SHORT TASK
Look through the records below and give the number of lines holding the string "title", nothing more.
>> START EXTRACTED DATA
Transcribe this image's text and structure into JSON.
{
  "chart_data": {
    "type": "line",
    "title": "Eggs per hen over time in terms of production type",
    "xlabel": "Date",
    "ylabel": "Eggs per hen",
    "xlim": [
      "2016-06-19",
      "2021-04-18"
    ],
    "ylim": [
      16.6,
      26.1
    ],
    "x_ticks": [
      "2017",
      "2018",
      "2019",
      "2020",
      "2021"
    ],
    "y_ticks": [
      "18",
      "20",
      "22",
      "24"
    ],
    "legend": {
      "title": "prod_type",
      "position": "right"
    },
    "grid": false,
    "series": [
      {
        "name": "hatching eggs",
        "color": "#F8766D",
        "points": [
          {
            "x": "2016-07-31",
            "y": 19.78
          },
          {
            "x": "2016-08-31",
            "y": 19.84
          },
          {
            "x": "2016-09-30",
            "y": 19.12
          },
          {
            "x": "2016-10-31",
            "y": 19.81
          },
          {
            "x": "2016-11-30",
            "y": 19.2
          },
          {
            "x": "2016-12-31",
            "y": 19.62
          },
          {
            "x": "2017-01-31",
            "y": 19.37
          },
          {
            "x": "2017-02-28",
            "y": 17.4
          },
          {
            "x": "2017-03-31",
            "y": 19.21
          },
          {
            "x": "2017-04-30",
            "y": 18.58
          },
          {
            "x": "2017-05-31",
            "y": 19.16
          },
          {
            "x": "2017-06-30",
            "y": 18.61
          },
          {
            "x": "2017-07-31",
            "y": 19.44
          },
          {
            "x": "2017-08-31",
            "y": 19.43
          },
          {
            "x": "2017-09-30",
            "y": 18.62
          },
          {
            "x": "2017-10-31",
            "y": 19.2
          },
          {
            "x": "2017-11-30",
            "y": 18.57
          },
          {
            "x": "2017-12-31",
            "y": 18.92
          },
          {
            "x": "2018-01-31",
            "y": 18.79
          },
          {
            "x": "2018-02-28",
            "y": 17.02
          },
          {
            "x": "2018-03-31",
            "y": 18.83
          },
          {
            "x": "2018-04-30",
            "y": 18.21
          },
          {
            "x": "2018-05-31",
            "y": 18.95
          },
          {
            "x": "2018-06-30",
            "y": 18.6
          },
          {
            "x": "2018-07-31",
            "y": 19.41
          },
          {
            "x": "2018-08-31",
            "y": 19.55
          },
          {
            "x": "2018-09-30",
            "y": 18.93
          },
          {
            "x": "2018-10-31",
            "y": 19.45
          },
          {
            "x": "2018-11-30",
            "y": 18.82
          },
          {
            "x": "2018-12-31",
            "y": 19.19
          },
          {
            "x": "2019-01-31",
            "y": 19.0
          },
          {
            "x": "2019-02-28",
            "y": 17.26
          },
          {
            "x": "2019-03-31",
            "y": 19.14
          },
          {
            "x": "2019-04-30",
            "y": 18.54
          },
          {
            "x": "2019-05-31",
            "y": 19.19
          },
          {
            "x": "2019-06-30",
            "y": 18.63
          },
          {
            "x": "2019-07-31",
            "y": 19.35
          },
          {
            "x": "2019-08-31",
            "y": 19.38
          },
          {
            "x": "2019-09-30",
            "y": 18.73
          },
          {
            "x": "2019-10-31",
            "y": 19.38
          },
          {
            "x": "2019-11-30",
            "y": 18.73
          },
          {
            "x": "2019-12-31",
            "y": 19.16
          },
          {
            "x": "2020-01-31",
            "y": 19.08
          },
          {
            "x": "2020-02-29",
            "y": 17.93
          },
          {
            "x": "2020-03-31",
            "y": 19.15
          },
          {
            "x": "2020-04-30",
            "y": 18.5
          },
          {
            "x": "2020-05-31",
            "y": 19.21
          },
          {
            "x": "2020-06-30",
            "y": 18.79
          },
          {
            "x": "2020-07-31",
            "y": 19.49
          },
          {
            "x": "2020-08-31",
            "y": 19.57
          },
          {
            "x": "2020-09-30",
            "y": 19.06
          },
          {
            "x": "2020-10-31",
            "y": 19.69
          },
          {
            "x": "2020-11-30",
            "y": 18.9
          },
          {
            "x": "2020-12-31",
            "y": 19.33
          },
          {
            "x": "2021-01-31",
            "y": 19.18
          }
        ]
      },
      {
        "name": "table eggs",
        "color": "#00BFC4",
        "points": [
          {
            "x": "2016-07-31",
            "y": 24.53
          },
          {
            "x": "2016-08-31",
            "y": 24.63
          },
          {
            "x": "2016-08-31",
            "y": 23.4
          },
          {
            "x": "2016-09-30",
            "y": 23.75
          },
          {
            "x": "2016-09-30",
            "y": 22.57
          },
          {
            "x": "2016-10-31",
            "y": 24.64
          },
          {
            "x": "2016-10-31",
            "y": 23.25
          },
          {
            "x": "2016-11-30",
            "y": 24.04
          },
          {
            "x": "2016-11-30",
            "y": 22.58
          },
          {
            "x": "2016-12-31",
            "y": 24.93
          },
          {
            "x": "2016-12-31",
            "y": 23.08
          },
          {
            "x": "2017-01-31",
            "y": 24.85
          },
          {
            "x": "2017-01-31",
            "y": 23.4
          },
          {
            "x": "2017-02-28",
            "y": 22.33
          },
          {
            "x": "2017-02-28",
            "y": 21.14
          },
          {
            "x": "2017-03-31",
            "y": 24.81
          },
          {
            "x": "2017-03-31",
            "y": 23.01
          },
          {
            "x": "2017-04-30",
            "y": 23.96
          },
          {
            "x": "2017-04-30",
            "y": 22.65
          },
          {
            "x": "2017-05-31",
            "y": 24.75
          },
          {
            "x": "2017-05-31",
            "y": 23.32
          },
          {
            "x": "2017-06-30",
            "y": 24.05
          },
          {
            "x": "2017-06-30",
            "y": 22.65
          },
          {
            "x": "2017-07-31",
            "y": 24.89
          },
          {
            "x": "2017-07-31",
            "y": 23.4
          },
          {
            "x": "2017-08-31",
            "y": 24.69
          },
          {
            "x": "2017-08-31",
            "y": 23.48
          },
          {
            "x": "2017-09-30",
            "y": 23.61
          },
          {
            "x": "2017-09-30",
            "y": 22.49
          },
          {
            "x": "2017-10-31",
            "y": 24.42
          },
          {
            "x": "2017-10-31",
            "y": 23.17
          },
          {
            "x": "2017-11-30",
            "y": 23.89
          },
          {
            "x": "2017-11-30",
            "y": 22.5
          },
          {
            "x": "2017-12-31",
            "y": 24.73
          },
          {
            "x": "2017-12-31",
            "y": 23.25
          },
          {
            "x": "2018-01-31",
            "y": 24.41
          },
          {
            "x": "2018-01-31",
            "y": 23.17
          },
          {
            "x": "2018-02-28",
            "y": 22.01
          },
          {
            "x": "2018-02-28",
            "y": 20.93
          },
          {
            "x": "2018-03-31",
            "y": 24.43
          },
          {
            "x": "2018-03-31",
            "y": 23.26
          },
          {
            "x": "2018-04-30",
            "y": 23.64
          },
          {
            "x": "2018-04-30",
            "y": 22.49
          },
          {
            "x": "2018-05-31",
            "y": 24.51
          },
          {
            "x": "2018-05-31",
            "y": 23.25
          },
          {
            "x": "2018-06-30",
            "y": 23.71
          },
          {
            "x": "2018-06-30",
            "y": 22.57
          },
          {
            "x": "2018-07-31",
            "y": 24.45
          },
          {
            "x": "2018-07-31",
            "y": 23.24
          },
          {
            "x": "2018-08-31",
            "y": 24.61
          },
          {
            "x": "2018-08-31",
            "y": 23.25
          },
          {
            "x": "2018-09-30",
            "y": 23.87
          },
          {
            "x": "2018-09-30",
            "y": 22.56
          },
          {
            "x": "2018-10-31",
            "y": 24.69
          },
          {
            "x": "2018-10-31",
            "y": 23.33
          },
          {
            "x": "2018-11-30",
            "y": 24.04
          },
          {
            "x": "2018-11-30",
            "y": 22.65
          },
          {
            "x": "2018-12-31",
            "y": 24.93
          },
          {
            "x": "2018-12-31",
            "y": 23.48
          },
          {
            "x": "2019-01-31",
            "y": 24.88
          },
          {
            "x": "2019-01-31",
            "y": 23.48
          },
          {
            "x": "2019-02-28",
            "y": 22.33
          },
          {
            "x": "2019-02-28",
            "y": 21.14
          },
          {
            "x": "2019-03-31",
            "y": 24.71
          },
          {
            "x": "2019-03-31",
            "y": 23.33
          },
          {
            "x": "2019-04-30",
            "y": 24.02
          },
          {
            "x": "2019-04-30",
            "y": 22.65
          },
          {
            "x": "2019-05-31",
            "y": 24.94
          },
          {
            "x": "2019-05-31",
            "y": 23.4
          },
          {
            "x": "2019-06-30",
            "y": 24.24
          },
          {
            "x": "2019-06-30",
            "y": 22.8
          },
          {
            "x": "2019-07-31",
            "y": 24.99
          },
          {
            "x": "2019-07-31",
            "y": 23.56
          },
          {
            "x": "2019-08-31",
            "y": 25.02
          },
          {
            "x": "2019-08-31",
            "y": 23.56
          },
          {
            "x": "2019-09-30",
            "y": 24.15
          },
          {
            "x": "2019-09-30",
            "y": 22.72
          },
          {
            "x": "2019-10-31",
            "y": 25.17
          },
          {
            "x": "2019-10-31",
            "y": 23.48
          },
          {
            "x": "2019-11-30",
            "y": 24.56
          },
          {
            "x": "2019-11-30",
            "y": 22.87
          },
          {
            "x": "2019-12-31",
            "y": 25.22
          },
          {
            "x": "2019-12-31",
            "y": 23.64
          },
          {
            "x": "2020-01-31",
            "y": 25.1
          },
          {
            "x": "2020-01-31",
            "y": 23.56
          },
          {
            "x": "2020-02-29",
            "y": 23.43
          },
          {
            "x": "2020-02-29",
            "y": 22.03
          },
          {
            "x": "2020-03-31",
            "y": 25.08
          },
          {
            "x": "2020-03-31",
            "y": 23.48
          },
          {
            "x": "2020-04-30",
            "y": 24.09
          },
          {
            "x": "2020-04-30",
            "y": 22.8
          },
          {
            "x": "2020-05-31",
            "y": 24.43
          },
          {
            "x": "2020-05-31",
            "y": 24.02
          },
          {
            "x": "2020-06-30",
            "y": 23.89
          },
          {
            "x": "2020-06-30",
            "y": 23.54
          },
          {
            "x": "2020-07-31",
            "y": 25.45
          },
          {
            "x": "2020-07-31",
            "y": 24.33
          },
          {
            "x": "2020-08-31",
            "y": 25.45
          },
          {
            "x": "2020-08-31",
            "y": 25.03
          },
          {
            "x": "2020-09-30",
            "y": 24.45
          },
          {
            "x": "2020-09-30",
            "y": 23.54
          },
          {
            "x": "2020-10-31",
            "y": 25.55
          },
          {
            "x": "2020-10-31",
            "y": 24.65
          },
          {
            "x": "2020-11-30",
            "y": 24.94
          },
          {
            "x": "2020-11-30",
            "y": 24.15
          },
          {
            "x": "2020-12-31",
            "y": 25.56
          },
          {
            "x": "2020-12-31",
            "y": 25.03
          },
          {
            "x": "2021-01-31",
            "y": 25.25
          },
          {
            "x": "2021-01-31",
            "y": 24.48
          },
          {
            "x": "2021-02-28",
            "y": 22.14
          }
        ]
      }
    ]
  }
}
>> END EXTRACTED DATA
RESPONSE
2